Skip the pictures. Repeat everything else in the records word for word.

---- DATASET RECORDS

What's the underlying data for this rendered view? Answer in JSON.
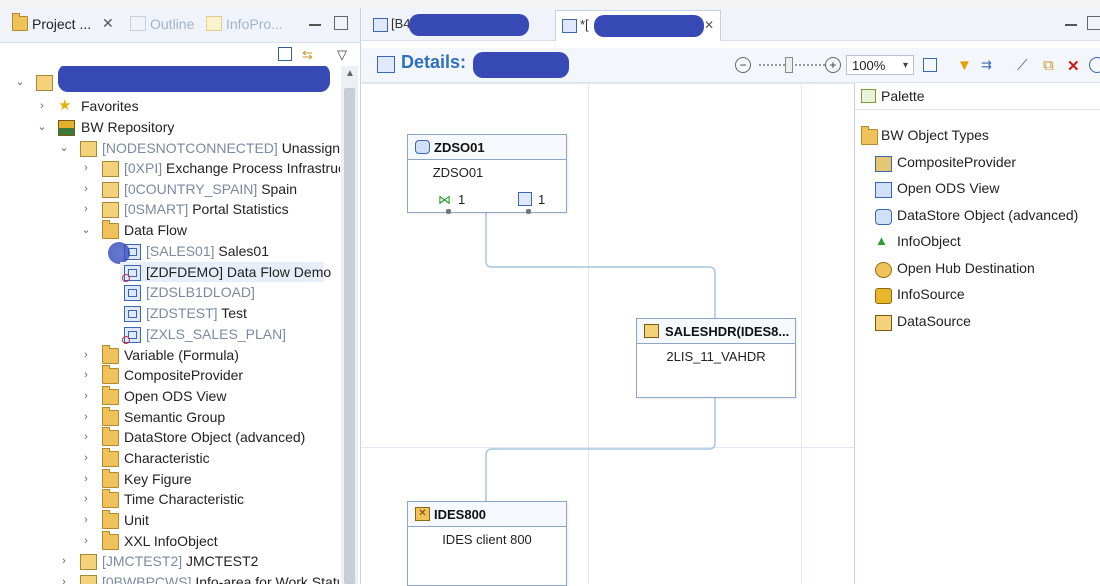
{
  "left_tabs": {
    "project": "Project ...",
    "outline": "Outline",
    "infopro": "InfoPro..."
  },
  "tree": {
    "root": "",
    "favorites": "Favorites",
    "bw_repo": "BW Repository",
    "nodes_tech": "[NODESNOTCONNECTED]",
    "nodes_name": "Unassigned",
    "oxpi_tech": "[0XPI]",
    "oxpi_name": "Exchange Process Infrastructu",
    "ocountry_tech": "[0COUNTRY_SPAIN]",
    "ocountry_name": "Spain",
    "osmart_tech": "[0SMART]",
    "osmart_name": "Portal Statistics",
    "dataflow": "Data Flow",
    "sales01_tech": "[SALES01]",
    "sales01_name": "Sales01",
    "zdfdemo": "[ZDFDEMO] Data Flow Demo",
    "zdslb": "[ZDSLB1DLOAD]",
    "zdstest_tech": "[ZDSTEST]",
    "zdstest_name": "Test",
    "zxls": "[ZXLS_SALES_PLAN]",
    "variable": "Variable (Formula)",
    "composite": "CompositeProvider",
    "openods": "Open ODS View",
    "semantic": "Semantic Group",
    "datastore": "DataStore Object (advanced)",
    "characteristic": "Characteristic",
    "keyfigure": "Key Figure",
    "timechar": "Time Characteristic",
    "unit": "Unit",
    "xxl": "XXL InfoObject",
    "jmctest_tech": "[JMCTEST2]",
    "jmctest_name": "JMCTEST2",
    "obwb_tech": "[0BWBPCWS]",
    "obwb_name": "Info-area for Work Status"
  },
  "editor": {
    "tab1": "[B4",
    "tab2": "*[",
    "details_label": "Details:",
    "zoom": "100%"
  },
  "nodes": {
    "zdso_title": "ZDSO01",
    "zdso_desc": "ZDSO01",
    "zdso_in": "1",
    "zdso_out": "1",
    "saleshdr_title": "SALESHDR(IDES8...",
    "saleshdr_desc": "2LIS_11_VAHDR",
    "ides_title": "IDES800",
    "ides_desc": "IDES client 800"
  },
  "palette": {
    "title": "Palette",
    "group": "BW Object Types",
    "items": [
      "CompositeProvider",
      "Open ODS View",
      "DataStore Object (advanced)",
      "InfoObject",
      "Open Hub Destination",
      "InfoSource",
      "DataSource"
    ]
  },
  "colors": {
    "accent": "#2f6fbf",
    "folder": "#f0c35a",
    "redaction": "#2c3fb0"
  }
}
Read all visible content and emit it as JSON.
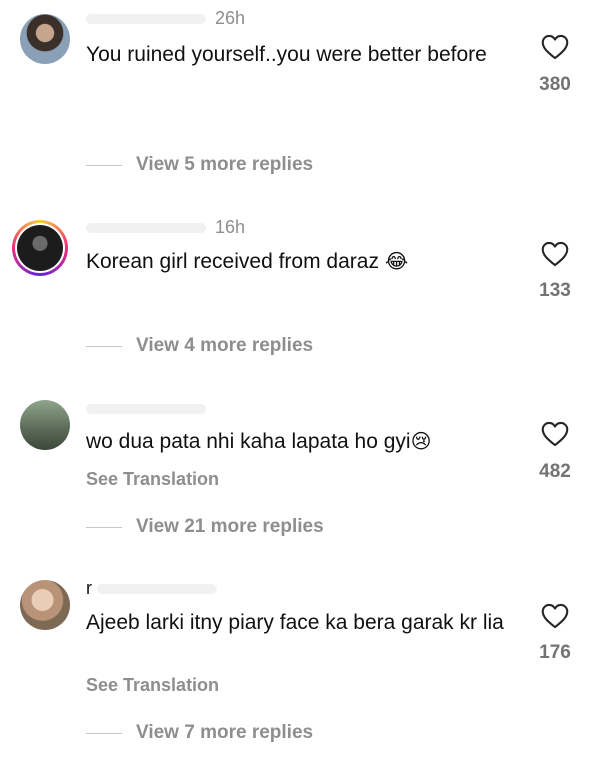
{
  "comments": [
    {
      "username": "",
      "time": "26h",
      "text": "You ruined yourself..you were better before",
      "likes": "380",
      "replies_label": "View 5 more replies",
      "see_translation": ""
    },
    {
      "username": "",
      "time": "16h",
      "text": "Korean girl received from daraz ",
      "emoji": "😂",
      "likes": "133",
      "replies_label": "View 4 more replies",
      "see_translation": ""
    },
    {
      "username": "",
      "time": "",
      "text": "wo dua pata nhi kaha lapata ho gyi",
      "emoji": "😢",
      "likes": "482",
      "replies_label": "View 21 more replies",
      "see_translation": "See Translation"
    },
    {
      "username": "r",
      "time": "",
      "text": "Ajeeb larki itny piary face ka bera garak kr lia",
      "likes": "176",
      "replies_label": "View 7 more replies",
      "see_translation": "See Translation"
    }
  ],
  "icons": {
    "like": "heart-outline-icon"
  },
  "colors": {
    "text": "#111111",
    "muted": "#8e8e8e",
    "likes": "#737373"
  }
}
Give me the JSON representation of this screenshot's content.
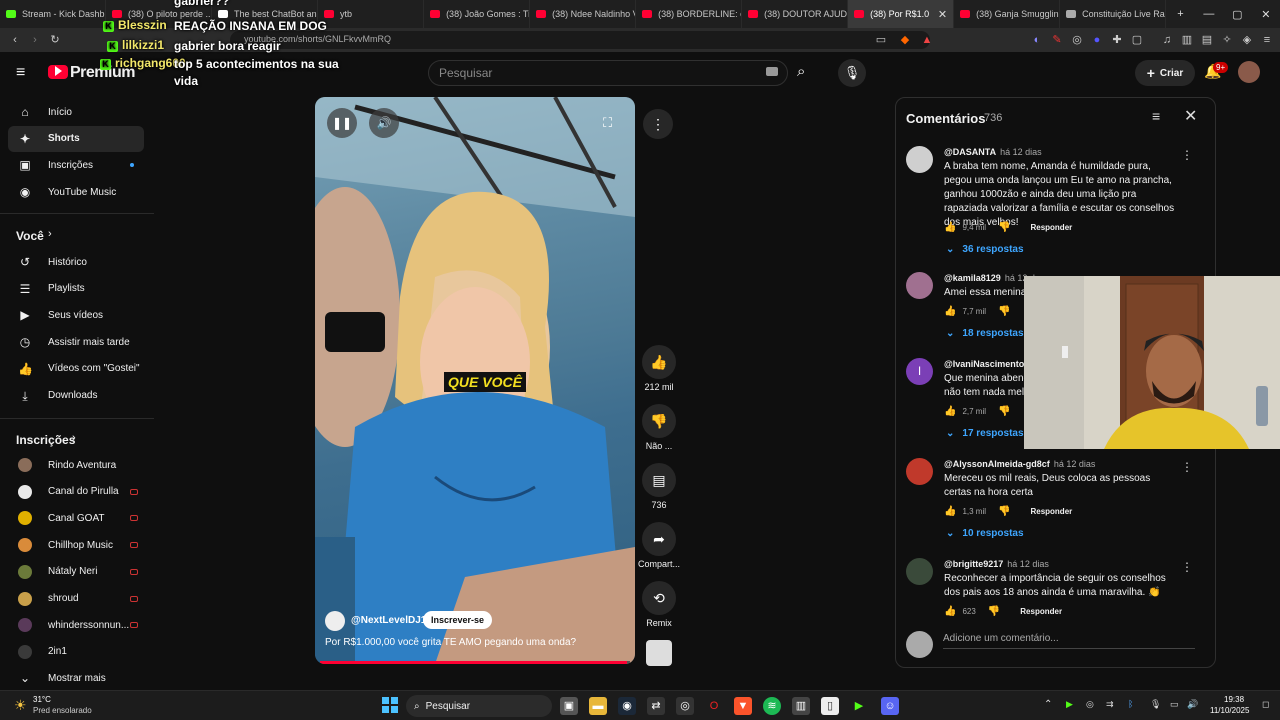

--------

**EXPECTED ANSWER**
What's the underlying data for this rendered view? Answer in JSON.
{
  "left_tabs": {
    "project": "Project ...",
    "outline": "Outline",
    "infopro": "InfoPro..."
  },
  "tree": {
    "root": "",
    "favorites": "Favorites",
    "bw_repo": "BW Repository",
    "nodes_tech": "[NODESNOTCONNECTED]",
    "nodes_name": "Unassigned",
    "oxpi_tech": "[0XPI]",
    "oxpi_name": "Exchange Process Infrastructu",
    "ocountry_tech": "[0COUNTRY_SPAIN]",
    "ocountry_name": "Spain",
    "osmart_tech": "[0SMART]",
    "osmart_name": "Portal Statistics",
    "dataflow": "Data Flow",
    "sales01_tech": "[SALES01]",
    "sales01_name": "Sales01",
    "zdfdemo": "[ZDFDEMO] Data Flow Demo",
    "zdslb": "[ZDSLB1DLOAD]",
    "zdstest_tech": "[ZDSTEST]",
    "zdstest_name": "Test",
    "zxls": "[ZXLS_SALES_PLAN]",
    "variable": "Variable (Formula)",
    "composite": "CompositeProvider",
    "openods": "Open ODS View",
    "semantic": "Semantic Group",
    "datastore": "DataStore Object (advanced)",
    "characteristic": "Characteristic",
    "keyfigure": "Key Figure",
    "timechar": "Time Characteristic",
    "unit": "Unit",
    "xxl": "XXL InfoObject",
    "jmctest_tech": "[JMCTEST2]",
    "jmctest_name": "JMCTEST2",
    "obwb_tech": "[0BWBPCWS]",
    "obwb_name": "Info-area for Work Status"
  },
  "editor": {
    "tab1": "[B4",
    "tab2": "*[",
    "details_label": "Details:",
    "zoom": "100%"
  },
  "nodes": {
    "zdso_title": "ZDSO01",
    "zdso_desc": "ZDSO01",
    "zdso_in": "1",
    "zdso_out": "1",
    "saleshdr_title": "SALESHDR(IDES8...",
    "saleshdr_desc": "2LIS_11_VAHDR",
    "ides_title": "IDES800",
    "ides_desc": "IDES client 800"
  },
  "palette": {
    "title": "Palette",
    "group": "BW Object Types",
    "items": [
      "CompositeProvider",
      "Open ODS View",
      "DataStore Object (advanced)",
      "InfoObject",
      "Open Hub Destination",
      "InfoSource",
      "DataSource"
    ]
  },
  "colors": {
    "accent": "#2f6fbf",
    "folder": "#f0c35a",
    "redaction": "#2c3fb0"
  }
}
Read all visible content and emit it as JSON.
{
  "comments": [
    {
      "username": "",
      "time": "26h",
      "text": "You ruined yourself..you were better before",
      "likes": "380",
      "replies_label": "View 5 more replies",
      "see_translation": ""
    },
    {
      "username": "",
      "time": "16h",
      "text": "Korean girl received from daraz ",
      "emoji": "😂",
      "likes": "133",
      "replies_label": "View 4 more replies",
      "see_translation": ""
    },
    {
      "username": "",
      "time": "",
      "text": "wo dua pata nhi kaha lapata ho gyi",
      "emoji": "😢",
      "likes": "482",
      "replies_label": "View 21 more replies",
      "see_translation": "See Translation"
    },
    {
      "username": "r",
      "time": "",
      "text": "Ajeeb larki itny piary face ka bera garak kr lia",
      "likes": "176",
      "replies_label": "View 7 more replies",
      "see_translation": "See Translation"
    }
  ],
  "icons": {
    "like": "heart-outline-icon"
  },
  "colors": {
    "text": "#111111",
    "muted": "#8e8e8e",
    "likes": "#737373"
  }
}
Give me the JSON representation of this screenshot's content.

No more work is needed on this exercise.